Records to use:
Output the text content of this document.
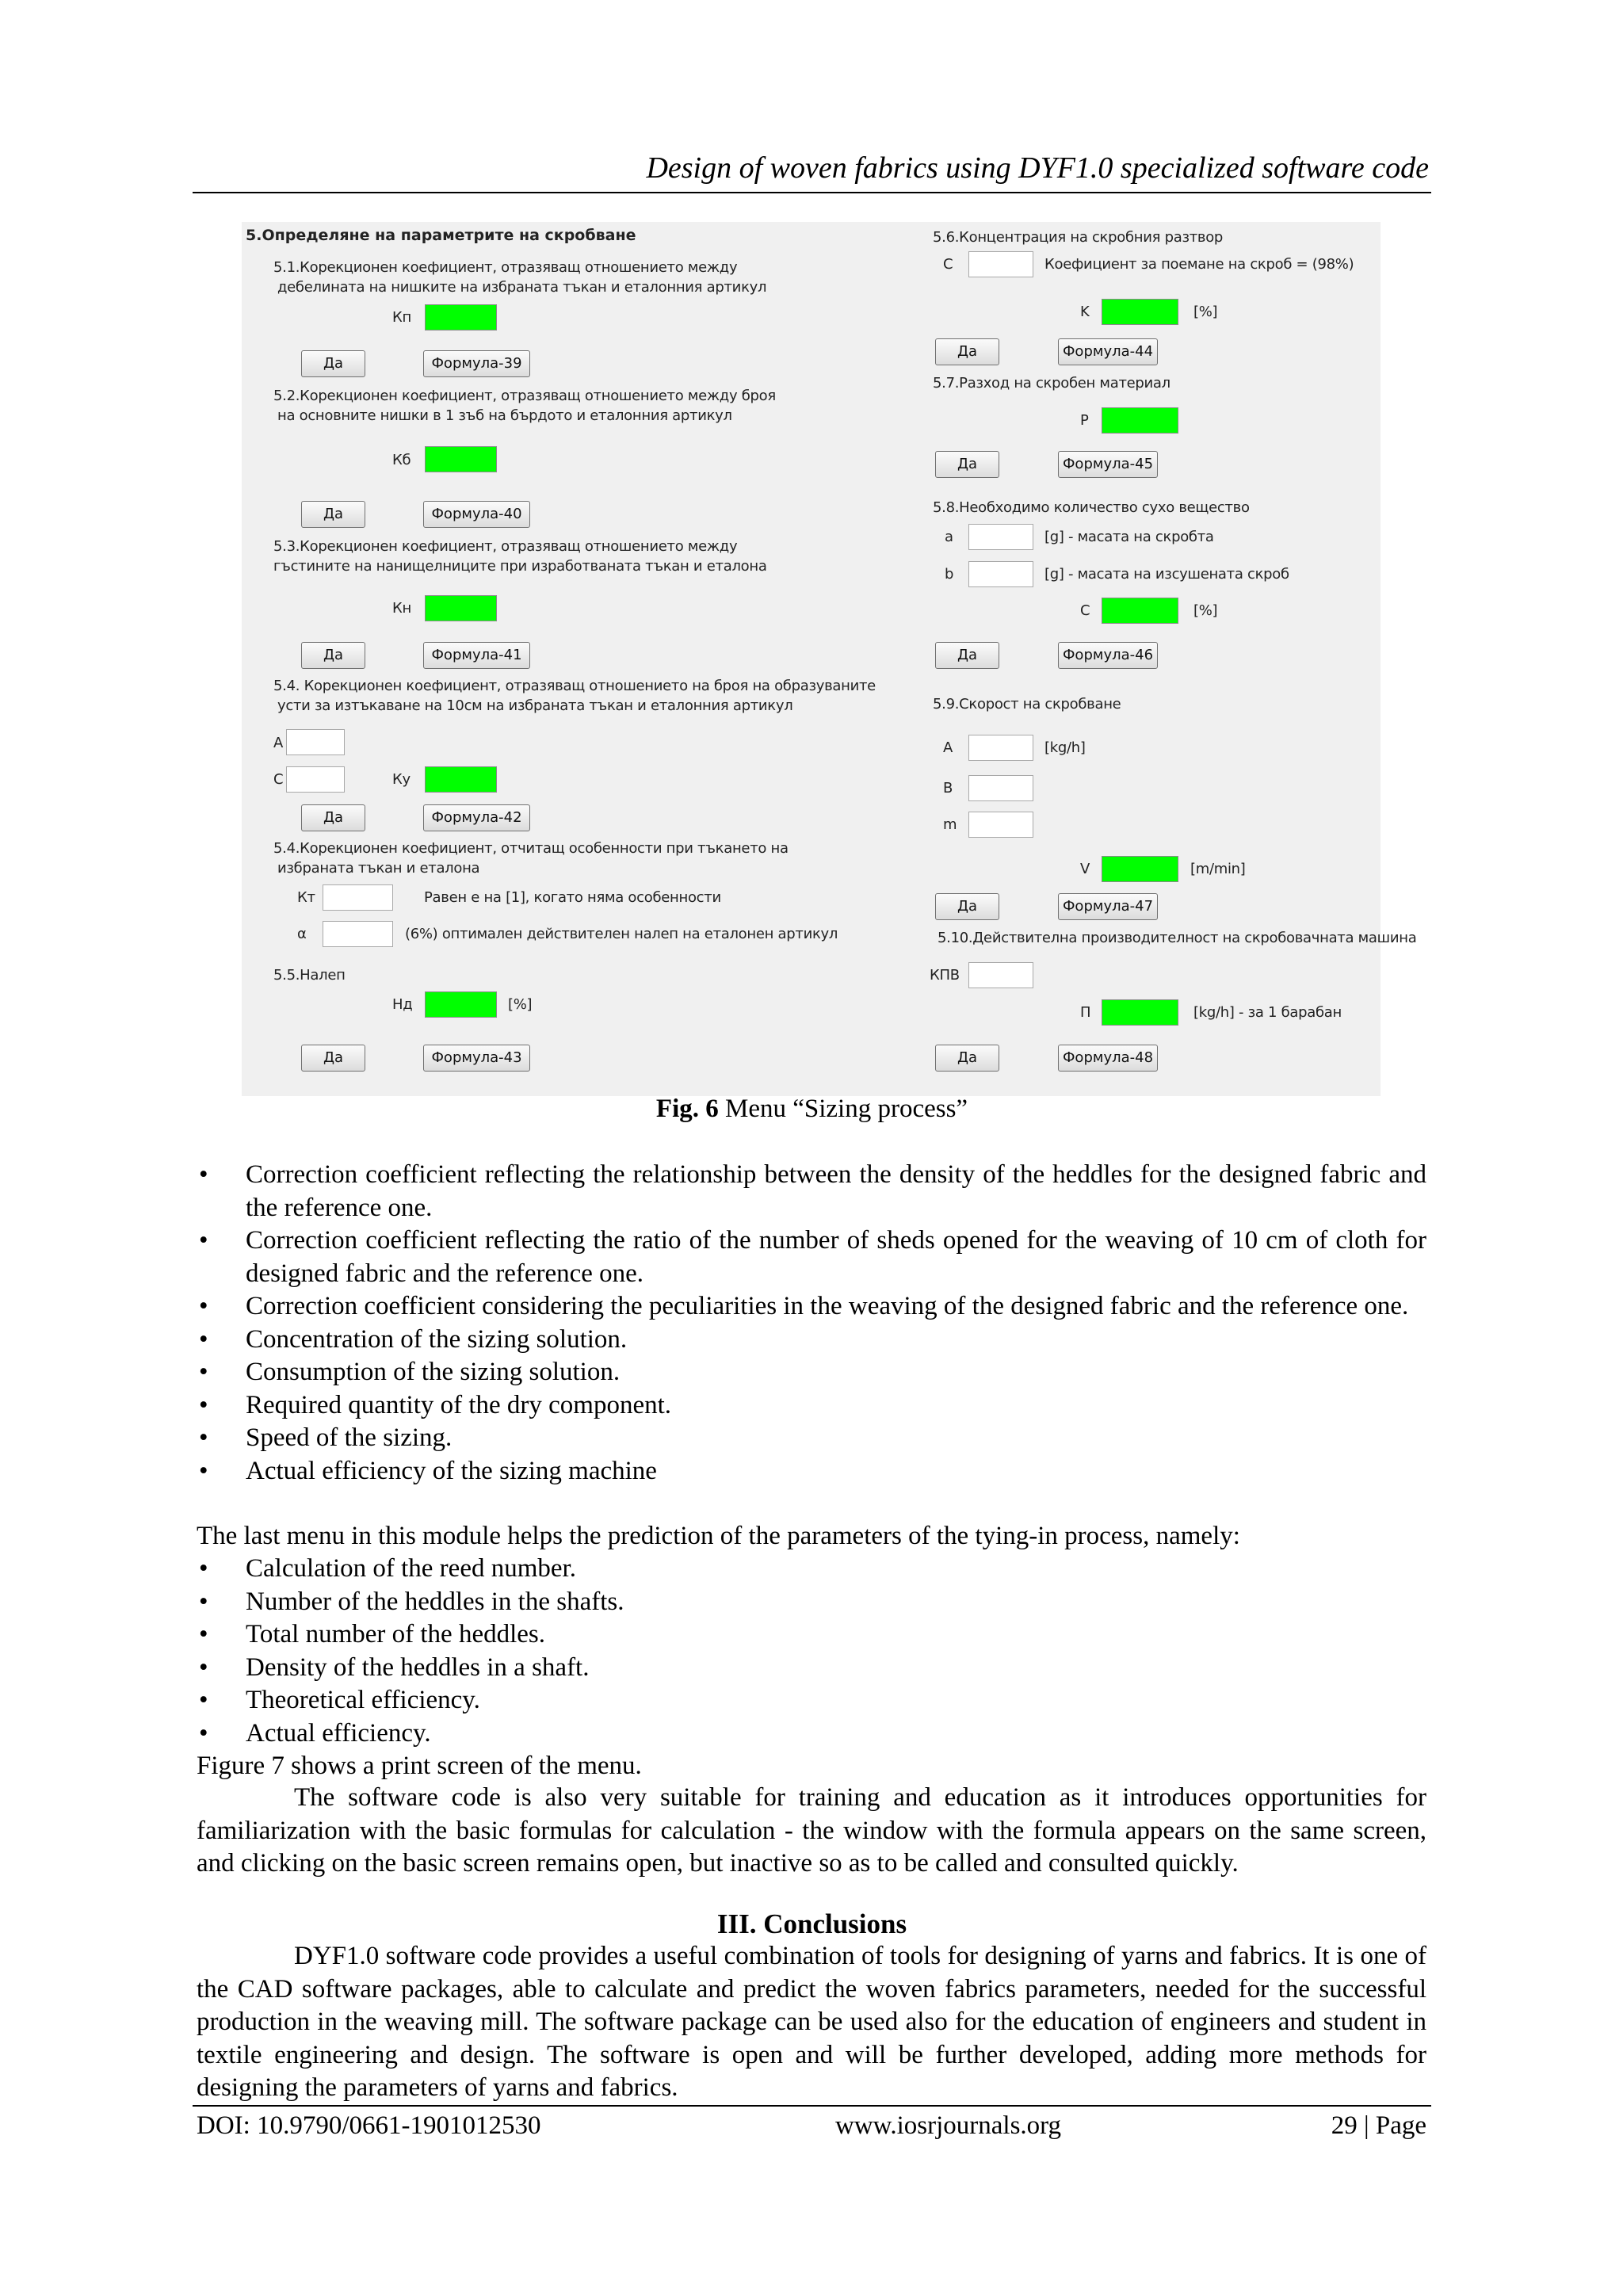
Design of woven fabrics using DYF1.0 specialized software code
5.Определяне на параметрите на скробване
5.1.Корекционен коефициент, отразяващ отношението между
дебелината на нишките на избраната тъкан и еталонния артикул
Кп
Да	Формула-39
5.2.Корекционен коефициент, отразяващ отношението между броя
на основните нишки в 1 зъб на бърдото и еталонния артикул
Кб
Да	Формула-40
5.3.Корекционен коефициент, отразяващ отношението между
гъстините на нанищелниците при изработваната тъкан и еталона
Кн
Да	Формула-41
5.4. Корекционен коефициент, отразяващ отношението на броя на образуваните
усти за изтъкаване на 10см на избраната тъкан и еталонния артикул
A
C	Ку
Да	Формула-42
5.4.Корекционен коефициент, отчитащ особенности при тъкането на
избраната тъкан и еталона
Кт	Равен е на [1], когато няма особенности
α	(6%) оптимален действителен налеп на еталонен артикул
5.5.Налеп
Нд	[%]
Да	Формула-43
5.6.Концентрация на скробния разтвор
C	Коефициент за поемане на скроб = (98%)
K	[%]
Да	Формула-44
5.7.Разход на скробен материал
P
Да	Формула-45
5.8.Необходимо количество сухо вещество
a	[g] - масата на скробта
b	[g] - масата на изсушената скроб
C	[%]
Да	Формула-46
5.9.Скорост на скробване
A	[kg/h]
B
m
V	[m/min]
Да	Формула-47
5.10.Действителна производителност на скробовачната машина
КПВ
П	[kg/h] - за 1 барабан
Да	Формула-48
Fig. 6 Menu “Sizing process”
• Correction coefficient reflecting the relationship between the density of the heddles for the designed fabric and the reference one.
• Correction coefficient reflecting the ratio of the number of sheds opened for the weaving of 10 cm of cloth for designed fabric and the reference one.
• Correction coefficient considering the peculiarities in the weaving of the designed fabric and the reference one.
• Concentration of the sizing solution.
• Consumption of the sizing solution.
• Required quantity of the dry component.
• Speed of the sizing.
• Actual efficiency of the sizing machine
The last menu in this module helps the prediction of the parameters of the tying-in process, namely:
• Calculation of the reed number.
• Number of the heddles in the shafts.
• Total number of the heddles.
• Density of the heddles in a shaft.
• Theoretical efficiency.
• Actual efficiency.
Figure 7 shows a print screen of the menu.
The software code is also very suitable for training and education as it introduces opportunities for familiarization with the basic formulas for calculation - the window with the formula appears on the same screen, and clicking on the basic screen remains open, but inactive so as to be called and consulted quickly.
III. Conclusions
DYF1.0 software code provides a useful combination of tools for designing of yarns and fabrics. It is one of the CAD software packages, able to calculate and predict the woven fabrics parameters, needed for the successful production in the weaving mill. The software package can be used also for the education of engineers and student in textile engineering and design. The software is open and will be further developed, adding more methods for designing the parameters of yarns and fabrics.
DOI: 10.9790/0661-1901012530	www.iosrjournals.org	29 | Page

Directions: Make a verbatim copy of all the entries and strip out the pictures.

The response:
Output the text content of this document.
Design of woven fabrics using DYF1.0 specialized software code
5.Определяне на параметрите на скробване
5.1.Корекционен коефициент, отразяващ отношението между
дебелината на нишките на избраната тъкан и еталонния артикул
Кп
Да	Формула-39
5.2.Корекционен коефициент, отразяващ отношението между броя
на основните нишки в 1 зъб на бърдото и еталонния артикул
Кб
Да	Формула-40
5.3.Корекционен коефициент, отразяващ отношението между
гъстините на нанищелниците при изработваната тъкан и еталона
Кн
Да	Формула-41
5.4. Корекционен коефициент, отразяващ отношението на броя на образуваните
усти за изтъкаване на 10см на избраната тъкан и еталонния артикул
A
C	Ку
Да	Формула-42
5.4.Корекционен коефициент, отчитащ особенности при тъкането на
избраната тъкан и еталона
Кт	Равен е на [1], когато няма особенности
α	(6%) оптимален действителен налеп на еталонен артикул
5.5.Налеп
Нд	[%]
Да	Формула-43
5.6.Концентрация на скробния разтвор
C	Коефициент за поемане на скроб = (98%)
K	[%]
Да	Формула-44
5.7.Разход на скробен материал
P
Да	Формула-45
5.8.Необходимо количество сухо вещество
a	[g] - масата на скробта
b	[g] - масата на изсушената скроб
C	[%]
Да	Формула-46
5.9.Скорост на скробване
A	[kg/h]
B
m
V	[m/min]
Да	Формула-47
5.10.Действителна производителност на скробовачната машина
КПВ
П	[kg/h] - за 1 барабан
Да	Формула-48
Fig. 6 Menu “Sizing process”
• Correction coefficient reflecting the relationship between the density of the heddles for the designed fabric and the reference one.
• Correction coefficient reflecting the ratio of the number of sheds opened for the weaving of 10 cm of cloth for designed fabric and the reference one.
• Correction coefficient considering the peculiarities in the weaving of the designed fabric and the reference one.
• Concentration of the sizing solution.
• Consumption of the sizing solution.
• Required quantity of the dry component.
• Speed of the sizing.
• Actual efficiency of the sizing machine
The last menu in this module helps the prediction of the parameters of the tying-in process, namely:
• Calculation of the reed number.
• Number of the heddles in the shafts.
• Total number of the heddles.
• Density of the heddles in a shaft.
• Theoretical efficiency.
• Actual efficiency.
Figure 7 shows a print screen of the menu.
The software code is also very suitable for training and education as it introduces opportunities for familiarization with the basic formulas for calculation - the window with the formula appears on the same screen, and clicking on the basic screen remains open, but inactive so as to be called and consulted quickly.
III. Conclusions
DYF1.0 software code provides a useful combination of tools for designing of yarns and fabrics. It is one of the CAD software packages, able to calculate and predict the woven fabrics parameters, needed for the successful production in the weaving mill. The software package can be used also for the education of engineers and student in textile engineering and design. The software is open and will be further developed, adding more methods for designing the parameters of yarns and fabrics.
DOI: 10.9790/0661-1901012530	www.iosrjournals.org	29 | Page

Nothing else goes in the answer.